■ STATED GOAL
Output all of the entries exactly as written.
====================
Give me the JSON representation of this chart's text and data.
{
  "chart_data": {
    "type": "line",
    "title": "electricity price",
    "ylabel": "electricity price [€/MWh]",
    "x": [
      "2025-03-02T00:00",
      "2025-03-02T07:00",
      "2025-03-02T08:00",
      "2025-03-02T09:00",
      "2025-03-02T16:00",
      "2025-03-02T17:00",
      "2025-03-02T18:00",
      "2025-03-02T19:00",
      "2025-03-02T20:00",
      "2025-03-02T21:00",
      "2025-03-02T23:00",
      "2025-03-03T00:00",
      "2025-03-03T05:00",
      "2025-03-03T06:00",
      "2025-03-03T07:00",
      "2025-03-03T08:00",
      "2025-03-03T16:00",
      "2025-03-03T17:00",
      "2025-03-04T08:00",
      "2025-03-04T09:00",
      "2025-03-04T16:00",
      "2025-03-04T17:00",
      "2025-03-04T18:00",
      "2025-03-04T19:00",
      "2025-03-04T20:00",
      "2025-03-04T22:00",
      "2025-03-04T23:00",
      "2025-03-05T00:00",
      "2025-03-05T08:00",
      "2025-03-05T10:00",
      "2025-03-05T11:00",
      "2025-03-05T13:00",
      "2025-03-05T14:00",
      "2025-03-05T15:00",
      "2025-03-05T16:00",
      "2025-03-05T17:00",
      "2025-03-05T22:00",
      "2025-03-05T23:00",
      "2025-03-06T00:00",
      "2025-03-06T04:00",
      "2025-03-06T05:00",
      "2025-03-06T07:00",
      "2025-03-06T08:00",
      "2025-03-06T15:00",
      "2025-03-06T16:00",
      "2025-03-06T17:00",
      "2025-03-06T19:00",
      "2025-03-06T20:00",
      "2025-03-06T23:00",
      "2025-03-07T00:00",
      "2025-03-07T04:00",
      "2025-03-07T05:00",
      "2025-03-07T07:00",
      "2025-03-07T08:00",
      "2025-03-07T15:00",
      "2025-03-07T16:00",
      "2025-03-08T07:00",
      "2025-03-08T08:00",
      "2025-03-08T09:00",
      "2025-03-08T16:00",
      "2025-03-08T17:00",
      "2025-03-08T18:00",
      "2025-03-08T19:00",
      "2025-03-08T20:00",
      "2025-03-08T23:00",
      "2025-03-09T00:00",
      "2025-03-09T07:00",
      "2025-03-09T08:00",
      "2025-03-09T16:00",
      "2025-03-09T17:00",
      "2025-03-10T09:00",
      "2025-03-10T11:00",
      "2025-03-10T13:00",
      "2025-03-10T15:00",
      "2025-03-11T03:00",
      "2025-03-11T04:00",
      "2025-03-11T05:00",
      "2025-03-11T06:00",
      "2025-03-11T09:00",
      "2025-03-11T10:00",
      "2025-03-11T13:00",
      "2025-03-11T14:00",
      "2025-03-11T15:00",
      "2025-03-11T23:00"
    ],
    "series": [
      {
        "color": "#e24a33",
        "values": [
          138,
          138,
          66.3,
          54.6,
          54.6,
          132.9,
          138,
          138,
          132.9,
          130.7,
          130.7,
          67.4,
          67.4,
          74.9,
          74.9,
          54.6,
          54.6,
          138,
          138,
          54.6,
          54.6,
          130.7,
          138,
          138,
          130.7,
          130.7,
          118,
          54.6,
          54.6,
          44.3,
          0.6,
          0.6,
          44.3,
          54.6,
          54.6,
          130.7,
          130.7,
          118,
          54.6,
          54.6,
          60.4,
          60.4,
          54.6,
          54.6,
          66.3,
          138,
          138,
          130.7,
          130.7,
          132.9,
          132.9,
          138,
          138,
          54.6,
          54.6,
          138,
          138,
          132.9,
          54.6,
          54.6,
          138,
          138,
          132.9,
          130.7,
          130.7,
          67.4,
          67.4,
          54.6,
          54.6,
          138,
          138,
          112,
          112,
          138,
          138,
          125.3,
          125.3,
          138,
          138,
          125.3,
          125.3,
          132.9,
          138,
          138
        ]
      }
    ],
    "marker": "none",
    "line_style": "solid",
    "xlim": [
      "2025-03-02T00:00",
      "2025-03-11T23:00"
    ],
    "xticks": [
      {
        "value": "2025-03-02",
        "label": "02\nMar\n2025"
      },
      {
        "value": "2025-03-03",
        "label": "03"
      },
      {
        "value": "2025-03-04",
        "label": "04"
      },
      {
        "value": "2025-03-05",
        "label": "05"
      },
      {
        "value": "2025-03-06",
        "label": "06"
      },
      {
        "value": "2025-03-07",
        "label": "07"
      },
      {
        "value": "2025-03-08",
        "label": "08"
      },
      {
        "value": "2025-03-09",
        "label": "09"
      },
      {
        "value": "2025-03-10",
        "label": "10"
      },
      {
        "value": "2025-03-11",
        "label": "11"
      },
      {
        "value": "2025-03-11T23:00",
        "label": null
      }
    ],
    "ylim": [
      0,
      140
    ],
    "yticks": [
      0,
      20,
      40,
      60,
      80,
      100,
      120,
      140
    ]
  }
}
====================
■ ANSWER BELOW
Give me the JSON representation of this chart's text and data.
{
  "chart_data": {
    "type": "line",
    "title": "electricity price",
    "ylabel": "electricity price [€/MWh]",
    "x": [
      "2025-03-02T00:00",
      "2025-03-02T07:00",
      "2025-03-02T08:00",
      "2025-03-02T09:00",
      "2025-03-02T16:00",
      "2025-03-02T17:00",
      "2025-03-02T18:00",
      "2025-03-02T19:00",
      "2025-03-02T20:00",
      "2025-03-02T21:00",
      "2025-03-02T23:00",
      "2025-03-03T00:00",
      "2025-03-03T05:00",
      "2025-03-03T06:00",
      "2025-03-03T07:00",
      "2025-03-03T08:00",
      "2025-03-03T16:00",
      "2025-03-03T17:00",
      "2025-03-04T08:00",
      "2025-03-04T09:00",
      "2025-03-04T16:00",
      "2025-03-04T17:00",
      "2025-03-04T18:00",
      "2025-03-04T19:00",
      "2025-03-04T20:00",
      "2025-03-04T22:00",
      "2025-03-04T23:00",
      "2025-03-05T00:00",
      "2025-03-05T08:00",
      "2025-03-05T10:00",
      "2025-03-05T11:00",
      "2025-03-05T13:00",
      "2025-03-05T14:00",
      "2025-03-05T15:00",
      "2025-03-05T16:00",
      "2025-03-05T17:00",
      "2025-03-05T22:00",
      "2025-03-05T23:00",
      "2025-03-06T00:00",
      "2025-03-06T04:00",
      "2025-03-06T05:00",
      "2025-03-06T07:00",
      "2025-03-06T08:00",
      "2025-03-06T15:00",
      "2025-03-06T16:00",
      "2025-03-06T17:00",
      "2025-03-06T19:00",
      "2025-03-06T20:00",
      "2025-03-06T23:00",
      "2025-03-07T00:00",
      "2025-03-07T04:00",
      "2025-03-07T05:00",
      "2025-03-07T07:00",
      "2025-03-07T08:00",
      "2025-03-07T15:00",
      "2025-03-07T16:00",
      "2025-03-08T07:00",
      "2025-03-08T08:00",
      "2025-03-08T09:00",
      "2025-03-08T16:00",
      "2025-03-08T17:00",
      "2025-03-08T18:00",
      "2025-03-08T19:00",
      "2025-03-08T20:00",
      "2025-03-08T23:00",
      "2025-03-09T00:00",
      "2025-03-09T07:00",
      "2025-03-09T08:00",
      "2025-03-09T16:00",
      "2025-03-09T17:00",
      "2025-03-10T09:00",
      "2025-03-10T11:00",
      "2025-03-10T13:00",
      "2025-03-10T15:00",
      "2025-03-11T03:00",
      "2025-03-11T04:00",
      "2025-03-11T05:00",
      "2025-03-11T06:00",
      "2025-03-11T09:00",
      "2025-03-11T10:00",
      "2025-03-11T13:00",
      "2025-03-11T14:00",
      "2025-03-11T15:00",
      "2025-03-11T23:00"
    ],
    "series": [
      {
        "color": "#e24a33",
        "values": [
          138,
          138,
          66.3,
          54.6,
          54.6,
          132.9,
          138,
          138,
          132.9,
          130.7,
          130.7,
          67.4,
          67.4,
          74.9,
          74.9,
          54.6,
          54.6,
          138,
          138,
          54.6,
          54.6,
          130.7,
          138,
          138,
          130.7,
          130.7,
          118,
          54.6,
          54.6,
          44.3,
          0.6,
          0.6,
          44.3,
          54.6,
          54.6,
          130.7,
          130.7,
          118,
          54.6,
          54.6,
          60.4,
          60.4,
          54.6,
          54.6,
          66.3,
          138,
          138,
          130.7,
          130.7,
          132.9,
          132.9,
          138,
          138,
          54.6,
          54.6,
          138,
          138,
          132.9,
          54.6,
          54.6,
          138,
          138,
          132.9,
          130.7,
          130.7,
          67.4,
          67.4,
          54.6,
          54.6,
          138,
          138,
          112,
          112,
          138,
          138,
          125.3,
          125.3,
          138,
          138,
          125.3,
          125.3,
          132.9,
          138,
          138
        ]
      }
    ],
    "marker": "none",
    "line_style": "solid",
    "xlim": [
      "2025-03-02T00:00",
      "2025-03-11T23:00"
    ],
    "xticks": [
      {
        "value": "2025-03-02",
        "label": "02\nMar\n2025"
      },
      {
        "value": "2025-03-03",
        "label": "03"
      },
      {
        "value": "2025-03-04",
        "label": "04"
      },
      {
        "value": "2025-03-05",
        "label": "05"
      },
      {
        "value": "2025-03-06",
        "label": "06"
      },
      {
        "value": "2025-03-07",
        "label": "07"
      },
      {
        "value": "2025-03-08",
        "label": "08"
      },
      {
        "value": "2025-03-09",
        "label": "09"
      },
      {
        "value": "2025-03-10",
        "label": "10"
      },
      {
        "value": "2025-03-11",
        "label": "11"
      },
      {
        "value": "2025-03-11T23:00",
        "label": null
      }
    ],
    "ylim": [
      0,
      140
    ],
    "yticks": [
      0,
      20,
      40,
      60,
      80,
      100,
      120,
      140
    ]
  }
}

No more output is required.